- **Exercise instructions**: Restate the full set of records exactly, without adding or dropping a word.

- **Exercise material**:

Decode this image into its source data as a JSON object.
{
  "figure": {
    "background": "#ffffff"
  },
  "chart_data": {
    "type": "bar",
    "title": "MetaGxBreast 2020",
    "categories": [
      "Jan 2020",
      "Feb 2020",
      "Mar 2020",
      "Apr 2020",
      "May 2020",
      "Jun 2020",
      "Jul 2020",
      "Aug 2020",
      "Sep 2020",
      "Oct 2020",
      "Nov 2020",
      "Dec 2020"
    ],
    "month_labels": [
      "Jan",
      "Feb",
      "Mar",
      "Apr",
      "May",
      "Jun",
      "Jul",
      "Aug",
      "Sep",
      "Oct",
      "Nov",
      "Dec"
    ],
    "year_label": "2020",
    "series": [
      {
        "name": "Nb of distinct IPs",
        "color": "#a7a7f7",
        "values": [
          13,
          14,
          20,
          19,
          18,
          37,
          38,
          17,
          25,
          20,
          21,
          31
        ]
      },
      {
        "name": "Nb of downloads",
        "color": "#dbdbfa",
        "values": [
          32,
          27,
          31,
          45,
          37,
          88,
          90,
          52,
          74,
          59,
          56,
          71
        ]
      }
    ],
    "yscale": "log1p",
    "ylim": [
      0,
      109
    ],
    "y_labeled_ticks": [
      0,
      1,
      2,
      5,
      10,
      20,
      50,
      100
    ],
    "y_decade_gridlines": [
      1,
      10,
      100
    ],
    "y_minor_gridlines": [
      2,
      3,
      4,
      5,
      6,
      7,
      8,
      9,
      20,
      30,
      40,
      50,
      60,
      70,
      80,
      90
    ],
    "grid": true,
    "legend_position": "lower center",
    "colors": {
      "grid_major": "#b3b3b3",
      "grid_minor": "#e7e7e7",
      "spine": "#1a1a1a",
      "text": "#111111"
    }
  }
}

- **Task answer**:
Decode this image into its source data as a JSON object.
{
  "figure": {
    "background": "#ffffff"
  },
  "chart_data": {
    "type": "bar",
    "title": "MetaGxBreast 2020",
    "categories": [
      "Jan 2020",
      "Feb 2020",
      "Mar 2020",
      "Apr 2020",
      "May 2020",
      "Jun 2020",
      "Jul 2020",
      "Aug 2020",
      "Sep 2020",
      "Oct 2020",
      "Nov 2020",
      "Dec 2020"
    ],
    "month_labels": [
      "Jan",
      "Feb",
      "Mar",
      "Apr",
      "May",
      "Jun",
      "Jul",
      "Aug",
      "Sep",
      "Oct",
      "Nov",
      "Dec"
    ],
    "year_label": "2020",
    "series": [
      {
        "name": "Nb of distinct IPs",
        "color": "#a7a7f7",
        "values": [
          13,
          14,
          20,
          19,
          18,
          37,
          38,
          17,
          25,
          20,
          21,
          31
        ]
      },
      {
        "name": "Nb of downloads",
        "color": "#dbdbfa",
        "values": [
          32,
          27,
          31,
          45,
          37,
          88,
          90,
          52,
          74,
          59,
          56,
          71
        ]
      }
    ],
    "yscale": "log1p",
    "ylim": [
      0,
      109
    ],
    "y_labeled_ticks": [
      0,
      1,
      2,
      5,
      10,
      20,
      50,
      100
    ],
    "y_decade_gridlines": [
      1,
      10,
      100
    ],
    "y_minor_gridlines": [
      2,
      3,
      4,
      5,
      6,
      7,
      8,
      9,
      20,
      30,
      40,
      50,
      60,
      70,
      80,
      90
    ],
    "grid": true,
    "legend_position": "lower center",
    "colors": {
      "grid_major": "#b3b3b3",
      "grid_minor": "#e7e7e7",
      "spine": "#1a1a1a",
      "text": "#111111"
    }
  }
}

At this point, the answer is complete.